§ **EXTRACT PROVIDED**:

•••

And how am I supposed to know who this Watanabe is if no one tells me? I just thought he's the guy from metal masters. Japanese natural stones are new to me, keep that in mind.

And as fas as I know, that store is an official Herder dealer.


----------



## bennyprofane (Oct 3, 2016)

Yeah, it's a Herder dealer but it's not Herder, as you can see, they run lots of online shops: http://www.spielhagen.org/onlinehandel/

Also, I own a few Herder knives, it's probably the best traditional German quality knife company (which is of course debatable). But I wouldn't expect them to particularly savvy on jnats. 

Sorry, Watanabe is a renowned blade smith: http://www.kitchen-knife.jp/biograph/

He has lots of jnats: http://www.kitchen-knife.jp/special/ (scroll down)


----------



## PalmRoyale (Oct 3, 2016)

•••

§ **AIM**: Rewrite the paragraph in the forum thread above that begins "And how am I supposed to know" as a short bulleted list that keeps its main facts.

•••

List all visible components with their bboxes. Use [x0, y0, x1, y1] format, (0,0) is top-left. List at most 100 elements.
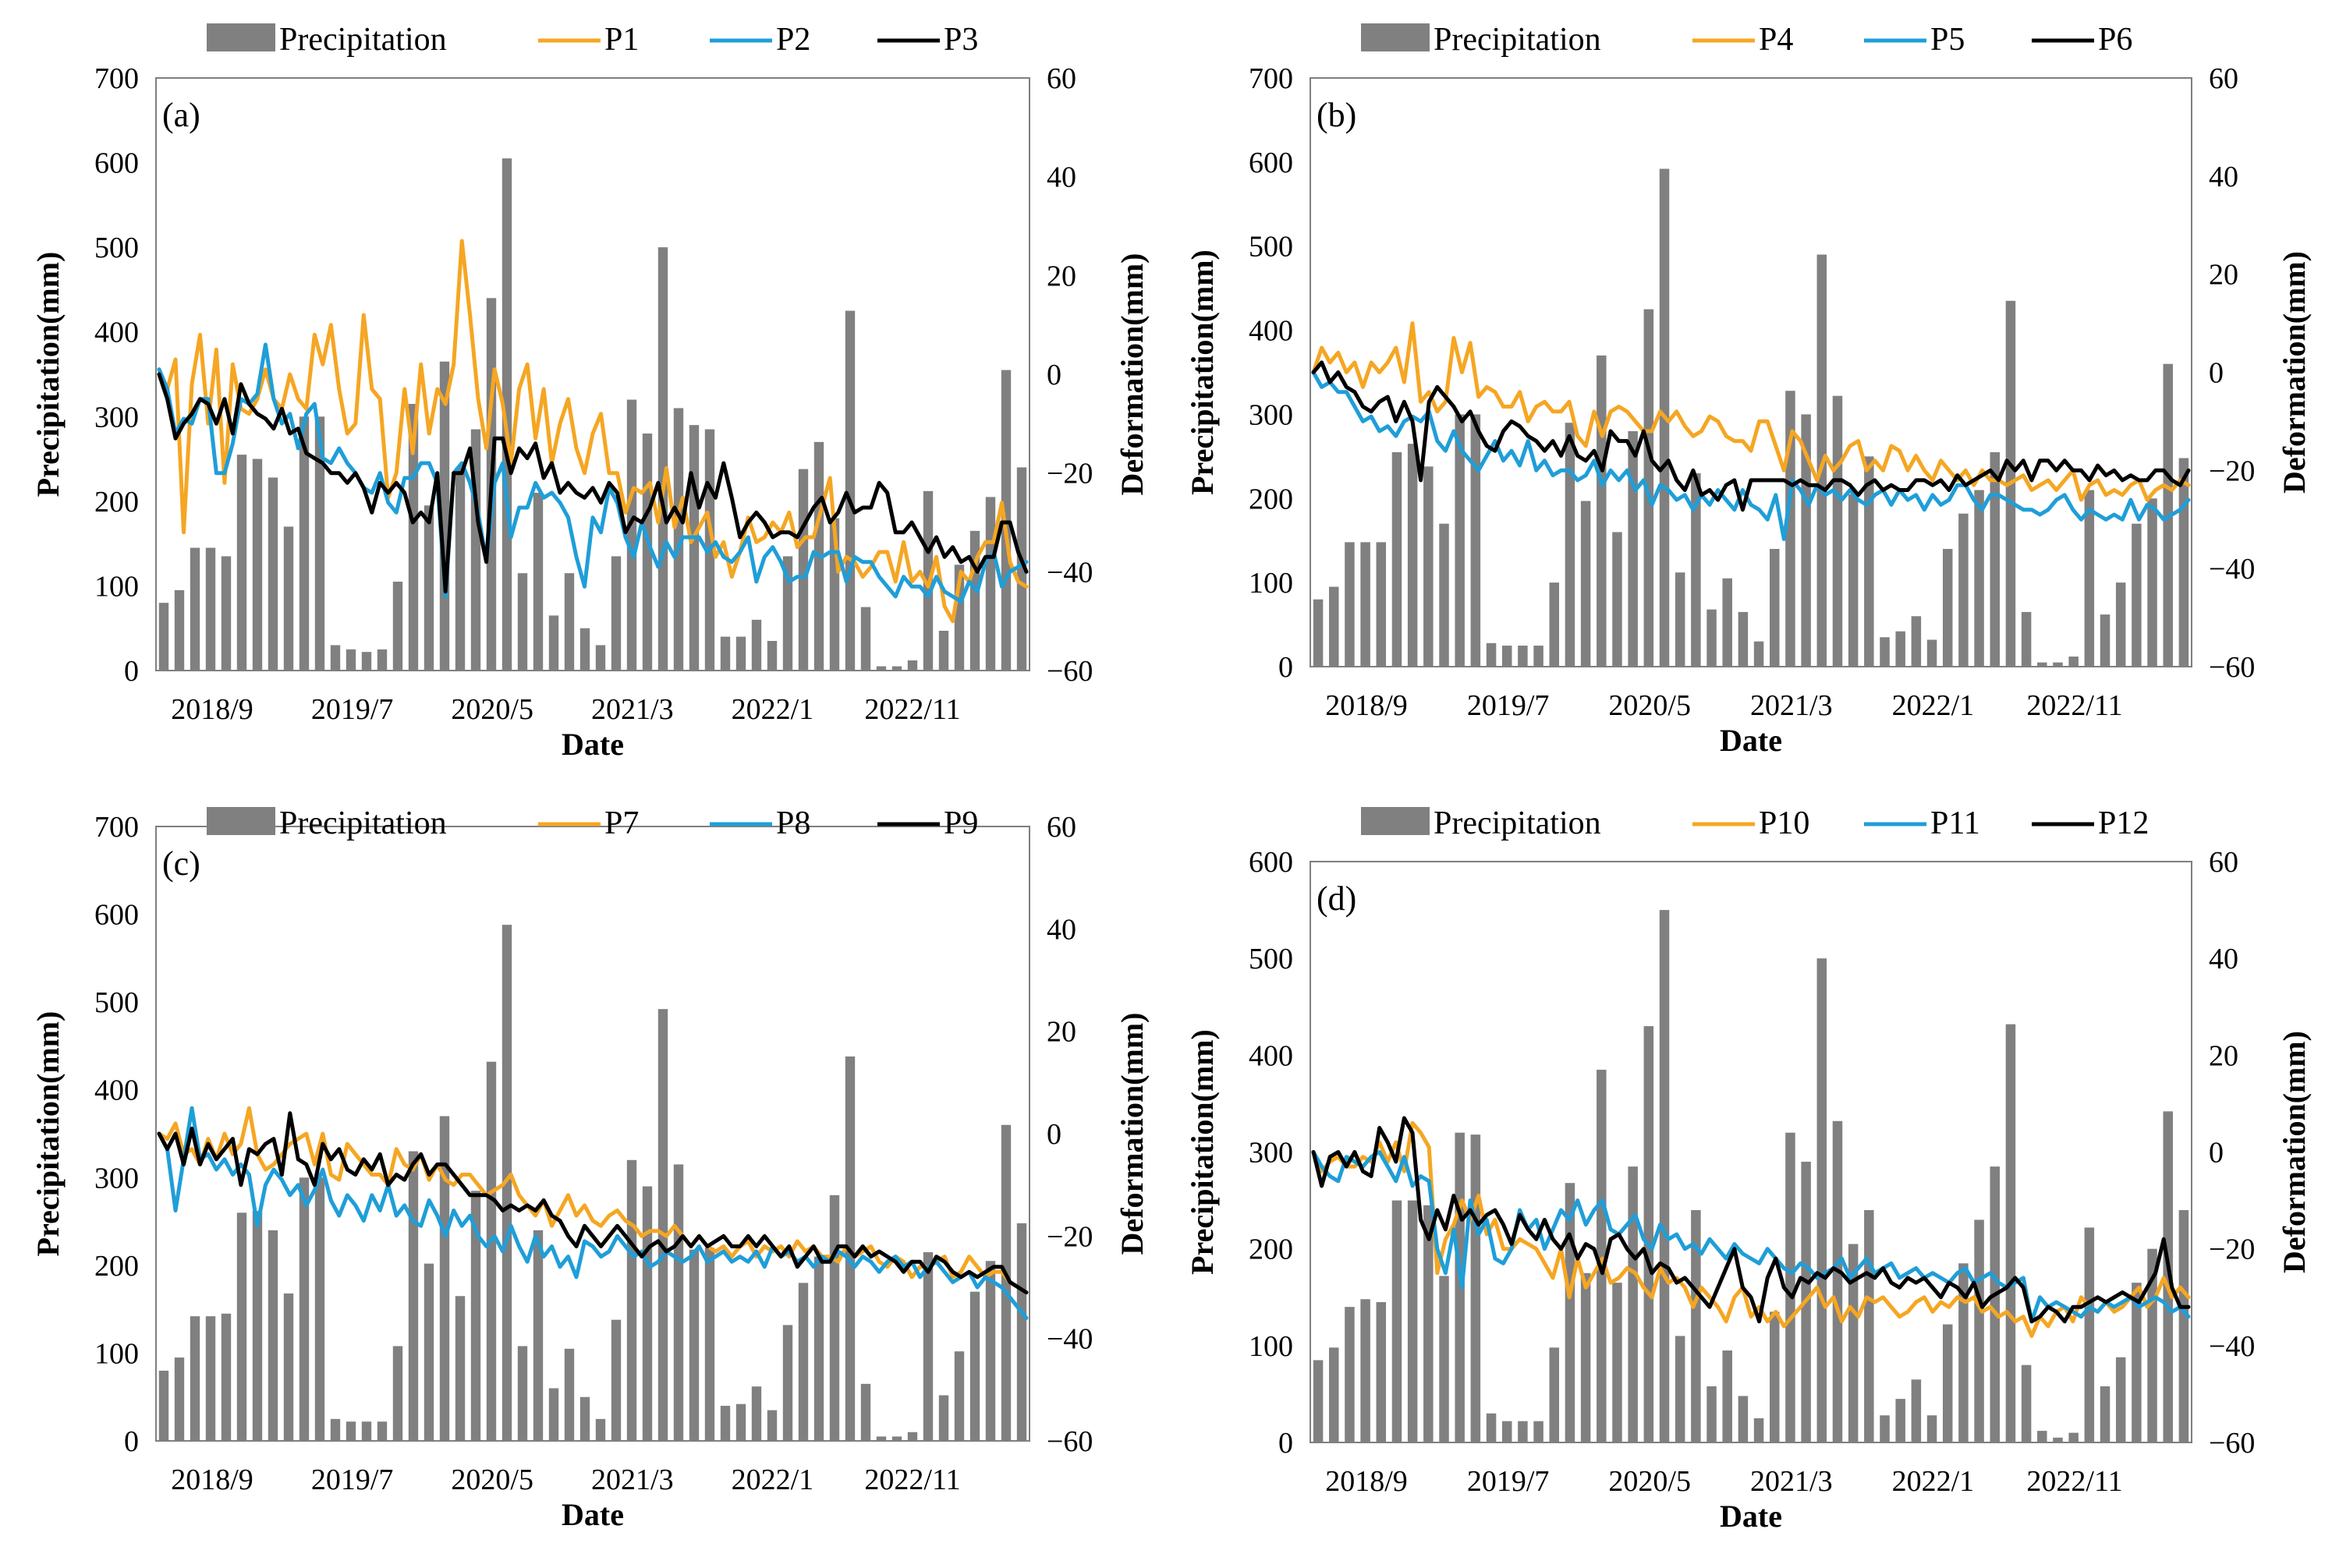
x-tick-label: 2022/11	[864, 693, 960, 726]
precip-bar	[1770, 549, 1780, 667]
legend-label-precipitation: Precipitation	[1434, 22, 1601, 58]
y-right-tick-label: 0	[1047, 1118, 1061, 1151]
x-tick-label: 2021/3	[1750, 1465, 1833, 1498]
legend-label-p4: P4	[1759, 22, 1793, 58]
y-left-tick-label: 400	[94, 1074, 139, 1107]
x-tick-label: 2019/7	[1467, 1465, 1550, 1498]
y-left-tick-label: 600	[94, 147, 139, 180]
precip-bar	[1691, 1210, 1701, 1442]
precip-bar	[2053, 662, 2063, 667]
precip-bar	[704, 1248, 715, 1441]
precip-bar	[424, 1263, 434, 1441]
legend-label-p1: P1	[604, 22, 639, 58]
precip-bar	[782, 556, 793, 671]
precip-bar	[236, 455, 247, 671]
precip-bar	[548, 1388, 559, 1441]
precip-bar	[299, 416, 310, 671]
y-right-tick-label: 60	[1047, 62, 1076, 95]
legend-label-precipitation: Precipitation	[1434, 805, 1601, 841]
precip-bar	[860, 1383, 871, 1441]
y-right-tick-label: 0	[2209, 1137, 2224, 1170]
precip-bar	[1407, 444, 1418, 667]
precip-bar	[1880, 1415, 1890, 1442]
panel-c: 0 100 200 300 400 500 600 700 −60 −40 −20 0 20 40 60 20…	[30, 805, 1150, 1532]
precip-bar	[221, 1313, 232, 1441]
y-left-tick-label: 500	[1249, 231, 1293, 264]
precip-bar	[2037, 1431, 2047, 1442]
y-right-axis-title: Deformation(mm)	[2277, 251, 2312, 494]
x-tick-label: 2019/7	[1467, 689, 1550, 722]
y-left-tick-label: 500	[94, 986, 139, 1019]
panel-b: 0 100 200 300 400 500 600 700 −60 −40 −20 0 20 40 60 20…	[1185, 22, 2312, 758]
y-left-tick-label: 200	[1249, 483, 1293, 515]
precip-bar	[1016, 1223, 1027, 1441]
precip-bar	[548, 615, 559, 671]
y-left-tick-label: 100	[1249, 1330, 1293, 1363]
precip-bar	[2053, 1437, 2063, 1442]
precip-bar	[1990, 1166, 2001, 1442]
precip-bar	[252, 458, 263, 671]
precip-bar	[517, 1346, 528, 1441]
precip-bar	[2068, 657, 2079, 667]
precip-bar	[1911, 616, 1922, 667]
precip-bar	[1597, 1069, 1607, 1442]
precip-bar	[1848, 1244, 1859, 1442]
precip-bar	[876, 666, 887, 671]
legend: Precipitation P4 P5 P6	[1361, 22, 2132, 58]
precip-bar	[1958, 1263, 1969, 1442]
precip-bar	[205, 1316, 216, 1441]
precip-bar	[501, 925, 512, 1441]
precip-bar	[2084, 1227, 2095, 1442]
x-axis-title: Date	[1720, 723, 1782, 758]
precip-bar	[1549, 582, 1560, 667]
precip-bar	[1848, 494, 1859, 667]
precip-bar	[174, 589, 185, 671]
precip-bar	[907, 660, 918, 671]
precip-bar	[923, 1251, 934, 1441]
precip-bar	[1628, 431, 1638, 667]
precip-bar	[1958, 513, 1969, 667]
y-left-axis-title: Precipitation(mm)	[1185, 1029, 1220, 1275]
precip-bar	[1612, 532, 1622, 667]
y-left-tick-label: 100	[94, 570, 139, 603]
x-tick-label: 2022/11	[2026, 689, 2122, 722]
precip-bar	[782, 1325, 793, 1441]
precip-bar	[1486, 642, 1497, 667]
precip-bar	[1329, 1347, 1339, 1442]
precip-bar	[2037, 662, 2047, 667]
precip-bar	[1391, 451, 1402, 667]
precip-bar	[314, 416, 325, 671]
precip-bar	[1501, 646, 1512, 667]
y-right-tick-label: 60	[1047, 811, 1076, 844]
precip-bar	[158, 1370, 169, 1441]
series-line-p5	[1311, 370, 2191, 541]
precip-bar	[1770, 1311, 1780, 1442]
y-right-tick-label: 40	[1047, 913, 1076, 946]
precip-bar	[236, 1212, 247, 1441]
precip-bar	[1423, 1205, 1434, 1442]
precip-bar	[1738, 1396, 1749, 1442]
precip-bar	[455, 1296, 466, 1441]
precip-bar	[1612, 1283, 1622, 1442]
y-right-tick-label: −20	[2209, 1234, 2255, 1266]
precip-bar	[283, 526, 294, 671]
y-right-axis-title: Deformation(mm)	[1115, 1013, 1150, 1255]
y-right-tick-label: −20	[1047, 1220, 1093, 1253]
precip-bar	[642, 1186, 653, 1441]
y-left-tick-label: 400	[1249, 315, 1293, 348]
y-left-tick-label: 200	[1249, 1234, 1293, 1266]
precip-bar	[377, 1421, 388, 1441]
series-line-p9	[157, 1111, 1029, 1295]
precip-bar	[2005, 1024, 2016, 1442]
legend: Precipitation P10 P11 P12	[1361, 805, 2149, 841]
series-line-p2	[157, 342, 1029, 603]
series-line-p12	[1311, 1116, 2191, 1324]
precip-bar	[517, 573, 528, 671]
precip-bar	[158, 603, 169, 671]
precip-bar	[954, 1351, 965, 1441]
precip-bar	[1501, 1421, 1512, 1442]
precip-bar	[2163, 1111, 2173, 1442]
y-right-tick-label: −60	[2209, 651, 2255, 684]
precip-bar	[408, 1151, 419, 1441]
plot-frame	[155, 77, 1030, 671]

•••

§ **SOLVED EXERCISE**:
- The writer had no way to know who Watanabe was because no one had explained it.
- The writer assumed he was the guy from metal masters.
- Japanese natural stones are new to the writer.